■ **EXERCISE**
Output an exact reproduction of the data.

+++++

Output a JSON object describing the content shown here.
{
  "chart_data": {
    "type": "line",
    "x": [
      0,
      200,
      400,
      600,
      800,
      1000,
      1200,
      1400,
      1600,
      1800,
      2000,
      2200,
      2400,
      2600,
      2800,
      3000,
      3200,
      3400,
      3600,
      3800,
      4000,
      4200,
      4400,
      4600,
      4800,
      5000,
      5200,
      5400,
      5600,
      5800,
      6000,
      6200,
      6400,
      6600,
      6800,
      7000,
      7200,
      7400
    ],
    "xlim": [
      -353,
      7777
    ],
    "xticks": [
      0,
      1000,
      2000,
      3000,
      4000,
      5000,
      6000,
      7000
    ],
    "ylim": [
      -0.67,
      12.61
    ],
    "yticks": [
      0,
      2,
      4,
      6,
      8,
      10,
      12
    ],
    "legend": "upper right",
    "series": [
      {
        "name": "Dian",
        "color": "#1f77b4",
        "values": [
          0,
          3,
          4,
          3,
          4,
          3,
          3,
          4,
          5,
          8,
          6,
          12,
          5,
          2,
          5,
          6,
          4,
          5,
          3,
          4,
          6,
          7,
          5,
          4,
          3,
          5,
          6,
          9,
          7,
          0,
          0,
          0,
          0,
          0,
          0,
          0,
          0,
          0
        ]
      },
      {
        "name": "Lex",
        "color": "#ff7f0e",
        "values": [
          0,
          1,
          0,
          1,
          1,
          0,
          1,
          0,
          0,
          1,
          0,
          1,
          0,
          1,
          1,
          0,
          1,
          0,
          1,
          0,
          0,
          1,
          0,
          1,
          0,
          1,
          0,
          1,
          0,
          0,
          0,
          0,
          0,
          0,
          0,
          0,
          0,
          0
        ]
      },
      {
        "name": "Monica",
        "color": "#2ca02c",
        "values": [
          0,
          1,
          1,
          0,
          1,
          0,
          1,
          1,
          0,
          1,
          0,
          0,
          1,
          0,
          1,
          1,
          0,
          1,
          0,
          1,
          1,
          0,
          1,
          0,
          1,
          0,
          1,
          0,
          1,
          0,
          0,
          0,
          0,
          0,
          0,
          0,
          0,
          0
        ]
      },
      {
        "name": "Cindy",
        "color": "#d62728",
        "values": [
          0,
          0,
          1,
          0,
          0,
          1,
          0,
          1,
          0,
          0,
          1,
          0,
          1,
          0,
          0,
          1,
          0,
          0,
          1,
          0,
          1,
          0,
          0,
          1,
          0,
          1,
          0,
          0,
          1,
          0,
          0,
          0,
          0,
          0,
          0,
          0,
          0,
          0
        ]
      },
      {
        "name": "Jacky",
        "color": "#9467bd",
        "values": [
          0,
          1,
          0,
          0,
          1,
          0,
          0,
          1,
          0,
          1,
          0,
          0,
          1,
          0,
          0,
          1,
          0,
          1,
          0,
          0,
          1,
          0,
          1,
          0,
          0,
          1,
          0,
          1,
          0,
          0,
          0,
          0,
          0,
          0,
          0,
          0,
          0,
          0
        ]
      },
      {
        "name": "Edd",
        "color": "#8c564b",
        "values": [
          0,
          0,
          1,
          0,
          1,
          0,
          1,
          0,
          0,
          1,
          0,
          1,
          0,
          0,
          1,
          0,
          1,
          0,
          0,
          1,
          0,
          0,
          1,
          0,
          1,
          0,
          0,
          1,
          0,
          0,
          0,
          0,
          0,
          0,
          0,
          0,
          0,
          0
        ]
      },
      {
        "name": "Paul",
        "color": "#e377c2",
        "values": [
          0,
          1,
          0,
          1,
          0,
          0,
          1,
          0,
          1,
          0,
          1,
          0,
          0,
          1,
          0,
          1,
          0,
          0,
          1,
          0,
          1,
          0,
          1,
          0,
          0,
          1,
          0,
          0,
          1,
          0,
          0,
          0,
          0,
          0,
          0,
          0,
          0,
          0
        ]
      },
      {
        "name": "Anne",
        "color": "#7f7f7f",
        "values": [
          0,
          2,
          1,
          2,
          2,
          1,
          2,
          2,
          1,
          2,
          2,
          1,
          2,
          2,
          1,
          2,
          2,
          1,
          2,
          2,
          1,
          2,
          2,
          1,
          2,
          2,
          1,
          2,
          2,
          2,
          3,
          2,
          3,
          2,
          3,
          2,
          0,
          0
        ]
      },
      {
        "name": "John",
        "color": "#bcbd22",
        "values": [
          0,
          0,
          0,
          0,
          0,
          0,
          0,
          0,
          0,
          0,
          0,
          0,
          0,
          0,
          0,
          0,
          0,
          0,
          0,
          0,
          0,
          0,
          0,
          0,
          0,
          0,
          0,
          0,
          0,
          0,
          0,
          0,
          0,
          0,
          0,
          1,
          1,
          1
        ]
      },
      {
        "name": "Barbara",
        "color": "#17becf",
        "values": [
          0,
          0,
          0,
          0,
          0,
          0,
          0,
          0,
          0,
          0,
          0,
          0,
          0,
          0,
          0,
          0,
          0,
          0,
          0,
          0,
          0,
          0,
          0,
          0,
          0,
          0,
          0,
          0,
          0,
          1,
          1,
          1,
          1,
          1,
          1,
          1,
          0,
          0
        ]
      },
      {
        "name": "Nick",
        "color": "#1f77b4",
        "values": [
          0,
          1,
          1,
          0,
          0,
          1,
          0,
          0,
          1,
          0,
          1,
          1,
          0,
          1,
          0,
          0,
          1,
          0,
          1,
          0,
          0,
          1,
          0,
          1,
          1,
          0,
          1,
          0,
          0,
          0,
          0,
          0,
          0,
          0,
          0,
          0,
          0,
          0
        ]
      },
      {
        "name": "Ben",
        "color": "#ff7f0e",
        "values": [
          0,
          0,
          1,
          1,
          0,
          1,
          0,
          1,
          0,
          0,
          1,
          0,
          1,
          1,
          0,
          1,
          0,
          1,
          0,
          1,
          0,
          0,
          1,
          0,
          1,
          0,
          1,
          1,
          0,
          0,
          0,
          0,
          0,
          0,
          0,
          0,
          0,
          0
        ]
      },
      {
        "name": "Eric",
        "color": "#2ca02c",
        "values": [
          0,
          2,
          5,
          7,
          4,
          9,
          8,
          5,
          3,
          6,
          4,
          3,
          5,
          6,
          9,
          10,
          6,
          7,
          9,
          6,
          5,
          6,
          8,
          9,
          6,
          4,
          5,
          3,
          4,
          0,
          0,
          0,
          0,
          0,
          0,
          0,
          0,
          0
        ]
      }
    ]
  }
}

+++++

■ **RESPONSE TO THE TASK**
Output a JSON object describing the content shown here.
{
  "chart_data": {
    "type": "line",
    "x": [
      0,
      200,
      400,
      600,
      800,
      1000,
      1200,
      1400,
      1600,
      1800,
      2000,
      2200,
      2400,
      2600,
      2800,
      3000,
      3200,
      3400,
      3600,
      3800,
      4000,
      4200,
      4400,
      4600,
      4800,
      5000,
      5200,
      5400,
      5600,
      5800,
      6000,
      6200,
      6400,
      6600,
      6800,
      7000,
      7200,
      7400
    ],
    "xlim": [
      -353,
      7777
    ],
    "xticks": [
      0,
      1000,
      2000,
      3000,
      4000,
      5000,
      6000,
      7000
    ],
    "ylim": [
      -0.67,
      12.61
    ],
    "yticks": [
      0,
      2,
      4,
      6,
      8,
      10,
      12
    ],
    "legend": "upper right",
    "series": [
      {
        "name": "Dian",
        "color": "#1f77b4",
        "values": [
          0,
          3,
          4,
          3,
          4,
          3,
          3,
          4,
          5,
          8,
          6,
          12,
          5,
          2,
          5,
          6,
          4,
          5,
          3,
          4,
          6,
          7,
          5,
          4,
          3,
          5,
          6,
          9,
          7,
          0,
          0,
          0,
          0,
          0,
          0,
          0,
          0,
          0
        ]
      },
      {
        "name": "Lex",
        "color": "#ff7f0e",
        "values": [
          0,
          1,
          0,
          1,
          1,
          0,
          1,
          0,
          0,
          1,
          0,
          1,
          0,
          1,
          1,
          0,
          1,
          0,
          1,
          0,
          0,
          1,
          0,
          1,
          0,
          1,
          0,
          1,
          0,
          0,
          0,
          0,
          0,
          0,
          0,
          0,
          0,
          0
        ]
      },
      {
        "name": "Monica",
        "color": "#2ca02c",
        "values": [
          0,
          1,
          1,
          0,
          1,
          0,
          1,
          1,
          0,
          1,
          0,
          0,
          1,
          0,
          1,
          1,
          0,
          1,
          0,
          1,
          1,
          0,
          1,
          0,
          1,
          0,
          1,
          0,
          1,
          0,
          0,
          0,
          0,
          0,
          0,
          0,
          0,
          0
        ]
      },
      {
        "name": "Cindy",
        "color": "#d62728",
        "values": [
          0,
          0,
          1,
          0,
          0,
          1,
          0,
          1,
          0,
          0,
          1,
          0,
          1,
          0,
          0,
          1,
          0,
          0,
          1,
          0,
          1,
          0,
          0,
          1,
          0,
          1,
          0,
          0,
          1,
          0,
          0,
          0,
          0,
          0,
          0,
          0,
          0,
          0
        ]
      },
      {
        "name": "Jacky",
        "color": "#9467bd",
        "values": [
          0,
          1,
          0,
          0,
          1,
          0,
          0,
          1,
          0,
          1,
          0,
          0,
          1,
          0,
          0,
          1,
          0,
          1,
          0,
          0,
          1,
          0,
          1,
          0,
          0,
          1,
          0,
          1,
          0,
          0,
          0,
          0,
          0,
          0,
          0,
          0,
          0,
          0
        ]
      },
      {
        "name": "Edd",
        "color": "#8c564b",
        "values": [
          0,
          0,
          1,
          0,
          1,
          0,
          1,
          0,
          0,
          1,
          0,
          1,
          0,
          0,
          1,
          0,
          1,
          0,
          0,
          1,
          0,
          0,
          1,
          0,
          1,
          0,
          0,
          1,
          0,
          0,
          0,
          0,
          0,
          0,
          0,
          0,
          0,
          0
        ]
      },
      {
        "name": "Paul",
        "color": "#e377c2",
        "values": [
          0,
          1,
          0,
          1,
          0,
          0,
          1,
          0,
          1,
          0,
          1,
          0,
          0,
          1,
          0,
          1,
          0,
          0,
          1,
          0,
          1,
          0,
          1,
          0,
          0,
          1,
          0,
          0,
          1,
          0,
          0,
          0,
          0,
          0,
          0,
          0,
          0,
          0
        ]
      },
      {
        "name": "Anne",
        "color": "#7f7f7f",
        "values": [
          0,
          2,
          1,
          2,
          2,
          1,
          2,
          2,
          1,
          2,
          2,
          1,
          2,
          2,
          1,
          2,
          2,
          1,
          2,
          2,
          1,
          2,
          2,
          1,
          2,
          2,
          1,
          2,
          2,
          2,
          3,
          2,
          3,
          2,
          3,
          2,
          0,
          0
        ]
      },
      {
        "name": "John",
        "color": "#bcbd22",
        "values": [
          0,
          0,
          0,
          0,
          0,
          0,
          0,
          0,
          0,
          0,
          0,
          0,
          0,
          0,
          0,
          0,
          0,
          0,
          0,
          0,
          0,
          0,
          0,
          0,
          0,
          0,
          0,
          0,
          0,
          0,
          0,
          0,
          0,
          0,
          0,
          1,
          1,
          1
        ]
      },
      {
        "name": "Barbara",
        "color": "#17becf",
        "values": [
          0,
          0,
          0,
          0,
          0,
          0,
          0,
          0,
          0,
          0,
          0,
          0,
          0,
          0,
          0,
          0,
          0,
          0,
          0,
          0,
          0,
          0,
          0,
          0,
          0,
          0,
          0,
          0,
          0,
          1,
          1,
          1,
          1,
          1,
          1,
          1,
          0,
          0
        ]
      },
      {
        "name": "Nick",
        "color": "#1f77b4",
        "values": [
          0,
          1,
          1,
          0,
          0,
          1,
          0,
          0,
          1,
          0,
          1,
          1,
          0,
          1,
          0,
          0,
          1,
          0,
          1,
          0,
          0,
          1,
          0,
          1,
          1,
          0,
          1,
          0,
          0,
          0,
          0,
          0,
          0,
          0,
          0,
          0,
          0,
          0
        ]
      },
      {
        "name": "Ben",
        "color": "#ff7f0e",
        "values": [
          0,
          0,
          1,
          1,
          0,
          1,
          0,
          1,
          0,
          0,
          1,
          0,
          1,
          1,
          0,
          1,
          0,
          1,
          0,
          1,
          0,
          0,
          1,
          0,
          1,
          0,
          1,
          1,
          0,
          0,
          0,
          0,
          0,
          0,
          0,
          0,
          0,
          0
        ]
      },
      {
        "name": "Eric",
        "color": "#2ca02c",
        "values": [
          0,
          2,
          5,
          7,
          4,
          9,
          8,
          5,
          3,
          6,
          4,
          3,
          5,
          6,
          9,
          10,
          6,
          7,
          9,
          6,
          5,
          6,
          8,
          9,
          6,
          4,
          5,
          3,
          4,
          0,
          0,
          0,
          0,
          0,
          0,
          0,
          0,
          0
        ]
      }
    ]
  }
}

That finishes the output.